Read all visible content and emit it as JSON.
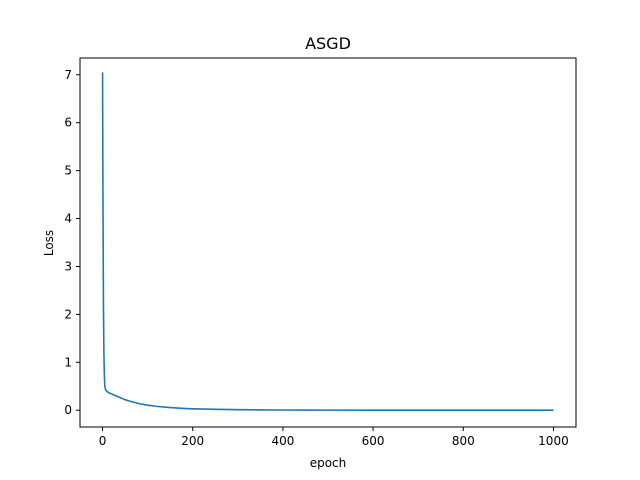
{
  "chart_data": {
    "type": "line",
    "title": "ASGD",
    "xlabel": "epoch",
    "ylabel": "Loss",
    "xlim": [
      -50,
      1050
    ],
    "ylim": [
      -0.35,
      7.35
    ],
    "xticks": [
      0,
      200,
      400,
      600,
      800,
      1000
    ],
    "yticks": [
      0,
      1,
      2,
      3,
      4,
      5,
      6,
      7
    ],
    "xtick_labels": [
      "0",
      "200",
      "400",
      "600",
      "800",
      "1000"
    ],
    "ytick_labels": [
      "0",
      "1",
      "2",
      "3",
      "4",
      "5",
      "6",
      "7"
    ],
    "grid": false,
    "series": [
      {
        "color": "#1f77b4",
        "x": [
          0,
          1,
          2,
          3,
          4,
          5,
          7,
          10,
          15,
          20,
          30,
          40,
          50,
          60,
          80,
          100,
          120,
          150,
          180,
          200,
          250,
          300,
          350,
          400,
          450,
          500,
          600,
          700,
          800,
          900,
          1000
        ],
        "y": [
          7.05,
          4.2,
          2.2,
          1.2,
          0.75,
          0.5,
          0.42,
          0.39,
          0.36,
          0.34,
          0.3,
          0.26,
          0.22,
          0.19,
          0.14,
          0.105,
          0.08,
          0.055,
          0.038,
          0.03,
          0.018,
          0.011,
          0.007,
          0.005,
          0.003,
          0.002,
          0.001,
          0.0005,
          0.0003,
          0.0002,
          0.0001
        ]
      }
    ]
  }
}
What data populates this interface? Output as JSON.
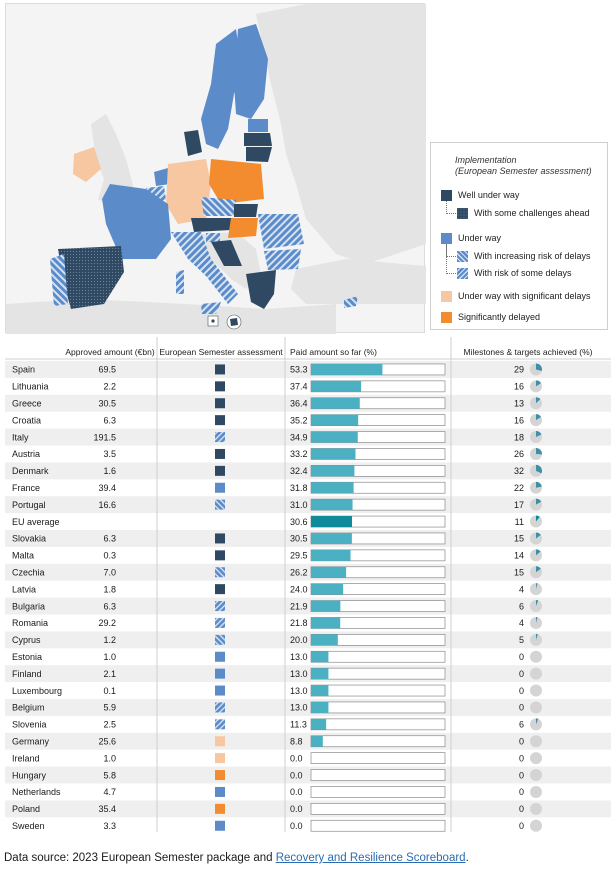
{
  "colors": {
    "well": "#2f4963",
    "under": "#5b8bc9",
    "sig": "#f6c7a0",
    "delayed": "#f28c2e",
    "bar": "#4ab0c2",
    "bar_avg": "#0e8a9a",
    "avg_text": "#2aa1b3",
    "pie_bg": "#d4d4d4",
    "pie_fill": "#3f8fa8"
  },
  "legend": {
    "title_line1": "Implementation",
    "title_line2": "(European Semester assessment)",
    "items": [
      {
        "key": "well",
        "label": "Well under way"
      },
      {
        "key": "well_hatch",
        "label": "With some challenges ahead"
      },
      {
        "key": "under",
        "label": "Under way"
      },
      {
        "key": "under_hatch1",
        "label": "With increasing risk of delays"
      },
      {
        "key": "under_hatch2",
        "label": "With risk of some delays"
      },
      {
        "key": "sig",
        "label": "Under way with significant delays"
      },
      {
        "key": "delayed",
        "label": "Significantly delayed"
      }
    ]
  },
  "chart_data": {
    "type": "table",
    "columns": [
      "Approved amount (€bn)",
      "European Semester assessment",
      "Paid amount so far (%)",
      "Milestones & targets achieved (%)"
    ],
    "paid_xlim": [
      0,
      100
    ],
    "rows": [
      {
        "country": "Spain",
        "approved": "69.5",
        "status": "well",
        "paid": 53.3,
        "milestones": 29
      },
      {
        "country": "Lithuania",
        "approved": "2.2",
        "status": "well",
        "paid": 37.4,
        "milestones": 16
      },
      {
        "country": "Greece",
        "approved": "30.5",
        "status": "well",
        "paid": 36.4,
        "milestones": 13
      },
      {
        "country": "Croatia",
        "approved": "6.3",
        "status": "well",
        "paid": 35.2,
        "milestones": 16
      },
      {
        "country": "Italy",
        "approved": "191.5",
        "status": "under_hatch1",
        "paid": 34.9,
        "milestones": 18
      },
      {
        "country": "Austria",
        "approved": "3.5",
        "status": "well",
        "paid": 33.2,
        "milestones": 26
      },
      {
        "country": "Denmark",
        "approved": "1.6",
        "status": "well",
        "paid": 32.4,
        "milestones": 32
      },
      {
        "country": "France",
        "approved": "39.4",
        "status": "under",
        "paid": 31.8,
        "milestones": 22
      },
      {
        "country": "Portugal",
        "approved": "16.6",
        "status": "under_hatch2",
        "paid": 31.0,
        "milestones": 17
      },
      {
        "country": "EU average",
        "approved": "",
        "status": "",
        "paid": 30.6,
        "milestones": 11,
        "avg": true
      },
      {
        "country": "Slovakia",
        "approved": "6.3",
        "status": "well",
        "paid": 30.5,
        "milestones": 15
      },
      {
        "country": "Malta",
        "approved": "0.3",
        "status": "well",
        "paid": 29.5,
        "milestones": 14
      },
      {
        "country": "Czechia",
        "approved": "7.0",
        "status": "under_hatch2",
        "paid": 26.2,
        "milestones": 15
      },
      {
        "country": "Latvia",
        "approved": "1.8",
        "status": "well",
        "paid": 24.0,
        "milestones": 4
      },
      {
        "country": "Bulgaria",
        "approved": "6.3",
        "status": "under_hatch1",
        "paid": 21.9,
        "milestones": 6
      },
      {
        "country": "Romania",
        "approved": "29.2",
        "status": "under_hatch1",
        "paid": 21.8,
        "milestones": 4
      },
      {
        "country": "Cyprus",
        "approved": "1.2",
        "status": "under_hatch2",
        "paid": 20.0,
        "milestones": 5
      },
      {
        "country": "Estonia",
        "approved": "1.0",
        "status": "under",
        "paid": 13.0,
        "milestones": 0
      },
      {
        "country": "Finland",
        "approved": "2.1",
        "status": "under",
        "paid": 13.0,
        "milestones": 0
      },
      {
        "country": "Luxembourg",
        "approved": "0.1",
        "status": "under",
        "paid": 13.0,
        "milestones": 0
      },
      {
        "country": "Belgium",
        "approved": "5.9",
        "status": "under_hatch1",
        "paid": 13.0,
        "milestones": 0
      },
      {
        "country": "Slovenia",
        "approved": "2.5",
        "status": "under_hatch1",
        "paid": 11.3,
        "milestones": 6
      },
      {
        "country": "Germany",
        "approved": "25.6",
        "status": "sig",
        "paid": 8.8,
        "milestones": 0
      },
      {
        "country": "Ireland",
        "approved": "1.0",
        "status": "sig",
        "paid": 0.0,
        "milestones": 0
      },
      {
        "country": "Hungary",
        "approved": "5.8",
        "status": "delayed",
        "paid": 0.0,
        "milestones": 0
      },
      {
        "country": "Netherlands",
        "approved": "4.7",
        "status": "under",
        "paid": 0.0,
        "milestones": 0
      },
      {
        "country": "Poland",
        "approved": "35.4",
        "status": "delayed",
        "paid": 0.0,
        "milestones": 0
      },
      {
        "country": "Sweden",
        "approved": "3.3",
        "status": "under",
        "paid": 0.0,
        "milestones": 0
      }
    ]
  },
  "footer": {
    "prefix": "Data source: 2023 European Semester package and ",
    "link": "Recovery and Resilience Scoreboard",
    "suffix": "."
  }
}
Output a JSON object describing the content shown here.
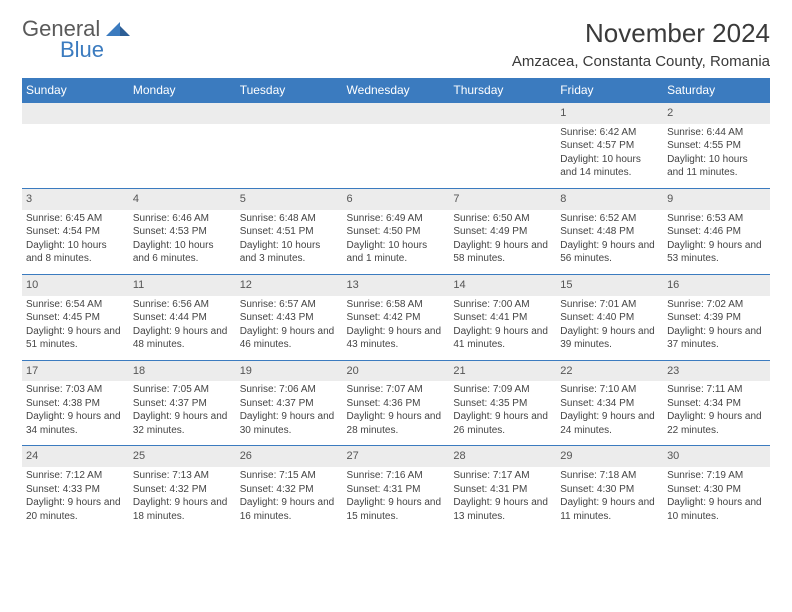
{
  "logo": {
    "general": "General",
    "blue": "Blue"
  },
  "title": "November 2024",
  "location": "Amzacea, Constanta County, Romania",
  "colors": {
    "header_bg": "#3b7bbf",
    "header_fg": "#ffffff",
    "daynum_bg": "#ececec",
    "rule": "#3b7bbf",
    "text": "#444444",
    "title": "#3a3a3a",
    "logo_gray": "#5a5a5a",
    "logo_blue": "#3b7bbf"
  },
  "typography": {
    "title_fontsize": 26,
    "location_fontsize": 15,
    "dayhead_fontsize": 12,
    "daynum_fontsize": 11,
    "detail_fontsize": 10
  },
  "day_headers": [
    "Sunday",
    "Monday",
    "Tuesday",
    "Wednesday",
    "Thursday",
    "Friday",
    "Saturday"
  ],
  "weeks": [
    [
      null,
      null,
      null,
      null,
      null,
      {
        "n": "1",
        "sr": "Sunrise: 6:42 AM",
        "ss": "Sunset: 4:57 PM",
        "dl": "Daylight: 10 hours and 14 minutes."
      },
      {
        "n": "2",
        "sr": "Sunrise: 6:44 AM",
        "ss": "Sunset: 4:55 PM",
        "dl": "Daylight: 10 hours and 11 minutes."
      }
    ],
    [
      {
        "n": "3",
        "sr": "Sunrise: 6:45 AM",
        "ss": "Sunset: 4:54 PM",
        "dl": "Daylight: 10 hours and 8 minutes."
      },
      {
        "n": "4",
        "sr": "Sunrise: 6:46 AM",
        "ss": "Sunset: 4:53 PM",
        "dl": "Daylight: 10 hours and 6 minutes."
      },
      {
        "n": "5",
        "sr": "Sunrise: 6:48 AM",
        "ss": "Sunset: 4:51 PM",
        "dl": "Daylight: 10 hours and 3 minutes."
      },
      {
        "n": "6",
        "sr": "Sunrise: 6:49 AM",
        "ss": "Sunset: 4:50 PM",
        "dl": "Daylight: 10 hours and 1 minute."
      },
      {
        "n": "7",
        "sr": "Sunrise: 6:50 AM",
        "ss": "Sunset: 4:49 PM",
        "dl": "Daylight: 9 hours and 58 minutes."
      },
      {
        "n": "8",
        "sr": "Sunrise: 6:52 AM",
        "ss": "Sunset: 4:48 PM",
        "dl": "Daylight: 9 hours and 56 minutes."
      },
      {
        "n": "9",
        "sr": "Sunrise: 6:53 AM",
        "ss": "Sunset: 4:46 PM",
        "dl": "Daylight: 9 hours and 53 minutes."
      }
    ],
    [
      {
        "n": "10",
        "sr": "Sunrise: 6:54 AM",
        "ss": "Sunset: 4:45 PM",
        "dl": "Daylight: 9 hours and 51 minutes."
      },
      {
        "n": "11",
        "sr": "Sunrise: 6:56 AM",
        "ss": "Sunset: 4:44 PM",
        "dl": "Daylight: 9 hours and 48 minutes."
      },
      {
        "n": "12",
        "sr": "Sunrise: 6:57 AM",
        "ss": "Sunset: 4:43 PM",
        "dl": "Daylight: 9 hours and 46 minutes."
      },
      {
        "n": "13",
        "sr": "Sunrise: 6:58 AM",
        "ss": "Sunset: 4:42 PM",
        "dl": "Daylight: 9 hours and 43 minutes."
      },
      {
        "n": "14",
        "sr": "Sunrise: 7:00 AM",
        "ss": "Sunset: 4:41 PM",
        "dl": "Daylight: 9 hours and 41 minutes."
      },
      {
        "n": "15",
        "sr": "Sunrise: 7:01 AM",
        "ss": "Sunset: 4:40 PM",
        "dl": "Daylight: 9 hours and 39 minutes."
      },
      {
        "n": "16",
        "sr": "Sunrise: 7:02 AM",
        "ss": "Sunset: 4:39 PM",
        "dl": "Daylight: 9 hours and 37 minutes."
      }
    ],
    [
      {
        "n": "17",
        "sr": "Sunrise: 7:03 AM",
        "ss": "Sunset: 4:38 PM",
        "dl": "Daylight: 9 hours and 34 minutes."
      },
      {
        "n": "18",
        "sr": "Sunrise: 7:05 AM",
        "ss": "Sunset: 4:37 PM",
        "dl": "Daylight: 9 hours and 32 minutes."
      },
      {
        "n": "19",
        "sr": "Sunrise: 7:06 AM",
        "ss": "Sunset: 4:37 PM",
        "dl": "Daylight: 9 hours and 30 minutes."
      },
      {
        "n": "20",
        "sr": "Sunrise: 7:07 AM",
        "ss": "Sunset: 4:36 PM",
        "dl": "Daylight: 9 hours and 28 minutes."
      },
      {
        "n": "21",
        "sr": "Sunrise: 7:09 AM",
        "ss": "Sunset: 4:35 PM",
        "dl": "Daylight: 9 hours and 26 minutes."
      },
      {
        "n": "22",
        "sr": "Sunrise: 7:10 AM",
        "ss": "Sunset: 4:34 PM",
        "dl": "Daylight: 9 hours and 24 minutes."
      },
      {
        "n": "23",
        "sr": "Sunrise: 7:11 AM",
        "ss": "Sunset: 4:34 PM",
        "dl": "Daylight: 9 hours and 22 minutes."
      }
    ],
    [
      {
        "n": "24",
        "sr": "Sunrise: 7:12 AM",
        "ss": "Sunset: 4:33 PM",
        "dl": "Daylight: 9 hours and 20 minutes."
      },
      {
        "n": "25",
        "sr": "Sunrise: 7:13 AM",
        "ss": "Sunset: 4:32 PM",
        "dl": "Daylight: 9 hours and 18 minutes."
      },
      {
        "n": "26",
        "sr": "Sunrise: 7:15 AM",
        "ss": "Sunset: 4:32 PM",
        "dl": "Daylight: 9 hours and 16 minutes."
      },
      {
        "n": "27",
        "sr": "Sunrise: 7:16 AM",
        "ss": "Sunset: 4:31 PM",
        "dl": "Daylight: 9 hours and 15 minutes."
      },
      {
        "n": "28",
        "sr": "Sunrise: 7:17 AM",
        "ss": "Sunset: 4:31 PM",
        "dl": "Daylight: 9 hours and 13 minutes."
      },
      {
        "n": "29",
        "sr": "Sunrise: 7:18 AM",
        "ss": "Sunset: 4:30 PM",
        "dl": "Daylight: 9 hours and 11 minutes."
      },
      {
        "n": "30",
        "sr": "Sunrise: 7:19 AM",
        "ss": "Sunset: 4:30 PM",
        "dl": "Daylight: 9 hours and 10 minutes."
      }
    ]
  ]
}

§ §

→ **Task**
In the material above, find the lines that contain "assessment" and show them.

→ **Written response**
    "title_line2": "(European Semester assessment)",
      "European Semester assessment",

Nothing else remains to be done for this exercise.